= Beginning of Section =
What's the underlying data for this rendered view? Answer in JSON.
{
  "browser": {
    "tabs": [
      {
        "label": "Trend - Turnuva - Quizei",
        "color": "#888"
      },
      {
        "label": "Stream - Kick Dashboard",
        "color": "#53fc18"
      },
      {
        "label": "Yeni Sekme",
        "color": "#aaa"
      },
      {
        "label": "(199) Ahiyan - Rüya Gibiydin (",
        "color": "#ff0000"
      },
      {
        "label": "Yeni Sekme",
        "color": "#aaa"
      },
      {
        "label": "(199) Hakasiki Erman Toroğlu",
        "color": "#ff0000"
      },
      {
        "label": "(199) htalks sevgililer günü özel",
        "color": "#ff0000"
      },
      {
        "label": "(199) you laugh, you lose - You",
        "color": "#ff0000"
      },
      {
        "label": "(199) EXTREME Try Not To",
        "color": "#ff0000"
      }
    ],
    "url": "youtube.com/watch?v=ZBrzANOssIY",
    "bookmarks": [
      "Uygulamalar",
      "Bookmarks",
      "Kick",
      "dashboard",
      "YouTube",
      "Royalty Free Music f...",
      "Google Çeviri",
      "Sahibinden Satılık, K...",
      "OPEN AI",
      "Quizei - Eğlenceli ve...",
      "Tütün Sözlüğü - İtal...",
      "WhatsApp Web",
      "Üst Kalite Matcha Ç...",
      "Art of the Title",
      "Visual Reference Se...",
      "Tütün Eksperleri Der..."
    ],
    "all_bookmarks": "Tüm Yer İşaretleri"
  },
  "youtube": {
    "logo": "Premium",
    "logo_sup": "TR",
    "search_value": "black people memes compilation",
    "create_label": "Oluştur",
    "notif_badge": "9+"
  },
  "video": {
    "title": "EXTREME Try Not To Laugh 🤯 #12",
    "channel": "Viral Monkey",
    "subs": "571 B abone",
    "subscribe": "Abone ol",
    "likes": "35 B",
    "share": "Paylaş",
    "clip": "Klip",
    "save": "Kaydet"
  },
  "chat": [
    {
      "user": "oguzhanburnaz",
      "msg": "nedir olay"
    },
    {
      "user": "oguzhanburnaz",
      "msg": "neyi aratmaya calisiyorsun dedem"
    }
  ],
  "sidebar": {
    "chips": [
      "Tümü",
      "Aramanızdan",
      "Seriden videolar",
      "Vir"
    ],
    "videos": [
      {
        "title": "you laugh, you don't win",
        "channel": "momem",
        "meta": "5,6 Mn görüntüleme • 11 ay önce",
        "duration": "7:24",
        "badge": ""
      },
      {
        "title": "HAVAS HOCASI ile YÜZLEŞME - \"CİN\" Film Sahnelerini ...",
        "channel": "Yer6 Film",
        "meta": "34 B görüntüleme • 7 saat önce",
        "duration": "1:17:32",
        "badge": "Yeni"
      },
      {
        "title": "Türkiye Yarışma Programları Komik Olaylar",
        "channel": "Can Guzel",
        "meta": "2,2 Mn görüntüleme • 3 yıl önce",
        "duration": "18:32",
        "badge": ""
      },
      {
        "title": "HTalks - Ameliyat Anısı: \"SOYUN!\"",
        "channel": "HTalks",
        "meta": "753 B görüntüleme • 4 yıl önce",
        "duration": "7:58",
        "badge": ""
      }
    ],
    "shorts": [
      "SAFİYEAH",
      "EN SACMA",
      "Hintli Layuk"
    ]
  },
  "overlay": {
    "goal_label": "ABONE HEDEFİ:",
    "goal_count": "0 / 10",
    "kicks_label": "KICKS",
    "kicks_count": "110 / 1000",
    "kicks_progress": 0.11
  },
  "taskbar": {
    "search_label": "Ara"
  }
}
= End of Section =
From the first line to the last, return the data exactly as written.

Result of this exercise |
What's the underlying data for this rendered view? Answer in JSON.
{
  "browser": {
    "tabs": [
      {
        "label": "Trend - Turnuva - Quizei",
        "color": "#888"
      },
      {
        "label": "Stream - Kick Dashboard",
        "color": "#53fc18"
      },
      {
        "label": "Yeni Sekme",
        "color": "#aaa"
      },
      {
        "label": "(199) Ahiyan - Rüya Gibiydin (",
        "color": "#ff0000"
      },
      {
        "label": "Yeni Sekme",
        "color": "#aaa"
      },
      {
        "label": "(199) Hakasiki Erman Toroğlu",
        "color": "#ff0000"
      },
      {
        "label": "(199) htalks sevgililer günü özel",
        "color": "#ff0000"
      },
      {
        "label": "(199) you laugh, you lose - You",
        "color": "#ff0000"
      },
      {
        "label": "(199) EXTREME Try Not To",
        "color": "#ff0000"
      }
    ],
    "url": "youtube.com/watch?v=ZBrzANOssIY",
    "bookmarks": [
      "Uygulamalar",
      "Bookmarks",
      "Kick",
      "dashboard",
      "YouTube",
      "Royalty Free Music f...",
      "Google Çeviri",
      "Sahibinden Satılık, K...",
      "OPEN AI",
      "Quizei - Eğlenceli ve...",
      "Tütün Sözlüğü - İtal...",
      "WhatsApp Web",
      "Üst Kalite Matcha Ç...",
      "Art of the Title",
      "Visual Reference Se...",
      "Tütün Eksperleri Der..."
    ],
    "all_bookmarks": "Tüm Yer İşaretleri"
  },
  "youtube": {
    "logo": "Premium",
    "logo_sup": "TR",
    "search_value": "black people memes compilation",
    "create_label": "Oluştur",
    "notif_badge": "9+"
  },
  "video": {
    "title": "EXTREME Try Not To Laugh 🤯 #12",
    "channel": "Viral Monkey",
    "subs": "571 B abone",
    "subscribe": "Abone ol",
    "likes": "35 B",
    "share": "Paylaş",
    "clip": "Klip",
    "save": "Kaydet"
  },
  "chat": [
    {
      "user": "oguzhanburnaz",
      "msg": "nedir olay"
    },
    {
      "user": "oguzhanburnaz",
      "msg": "neyi aratmaya calisiyorsun dedem"
    }
  ],
  "sidebar": {
    "chips": [
      "Tümü",
      "Aramanızdan",
      "Seriden videolar",
      "Vir"
    ],
    "videos": [
      {
        "title": "you laugh, you don't win",
        "channel": "momem",
        "meta": "5,6 Mn görüntüleme • 11 ay önce",
        "duration": "7:24",
        "badge": ""
      },
      {
        "title": "HAVAS HOCASI ile YÜZLEŞME - \"CİN\" Film Sahnelerini ...",
        "channel": "Yer6 Film",
        "meta": "34 B görüntüleme • 7 saat önce",
        "duration": "1:17:32",
        "badge": "Yeni"
      },
      {
        "title": "Türkiye Yarışma Programları Komik Olaylar",
        "channel": "Can Guzel",
        "meta": "2,2 Mn görüntüleme • 3 yıl önce",
        "duration": "18:32",
        "badge": ""
      },
      {
        "title": "HTalks - Ameliyat Anısı: \"SOYUN!\"",
        "channel": "HTalks",
        "meta": "753 B görüntüleme • 4 yıl önce",
        "duration": "7:58",
        "badge": ""
      }
    ],
    "shorts": [
      "SAFİYEAH",
      "EN SACMA",
      "Hintli Layuk"
    ]
  },
  "overlay": {
    "goal_label": "ABONE HEDEFİ:",
    "goal_count": "0 / 10",
    "kicks_label": "KICKS",
    "kicks_count": "110 / 1000",
    "kicks_progress": 0.11
  },
  "taskbar": {
    "search_label": "Ara"
  }
}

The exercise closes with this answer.